Report, as a bare number, how many lines of the material below contain the word "unitech".

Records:
= = = = =

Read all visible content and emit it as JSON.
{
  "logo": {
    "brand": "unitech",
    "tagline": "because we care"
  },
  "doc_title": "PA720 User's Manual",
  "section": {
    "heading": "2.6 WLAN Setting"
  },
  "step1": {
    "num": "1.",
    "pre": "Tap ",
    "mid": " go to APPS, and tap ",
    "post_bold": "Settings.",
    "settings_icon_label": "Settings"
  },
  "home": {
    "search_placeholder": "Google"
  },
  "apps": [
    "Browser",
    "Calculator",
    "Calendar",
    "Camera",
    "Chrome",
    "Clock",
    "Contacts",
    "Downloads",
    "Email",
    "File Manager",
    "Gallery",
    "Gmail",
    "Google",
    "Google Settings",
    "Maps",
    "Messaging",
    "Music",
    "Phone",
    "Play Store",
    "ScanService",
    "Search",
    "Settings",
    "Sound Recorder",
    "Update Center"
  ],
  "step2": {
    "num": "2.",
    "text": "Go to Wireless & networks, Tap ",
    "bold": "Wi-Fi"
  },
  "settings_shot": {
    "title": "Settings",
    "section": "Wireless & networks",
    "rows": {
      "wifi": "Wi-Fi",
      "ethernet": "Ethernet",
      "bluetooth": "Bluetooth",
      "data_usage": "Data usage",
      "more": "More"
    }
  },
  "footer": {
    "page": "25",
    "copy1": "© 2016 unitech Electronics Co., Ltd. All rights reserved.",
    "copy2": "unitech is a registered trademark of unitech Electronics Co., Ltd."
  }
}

= = = = =

# Exercise output
3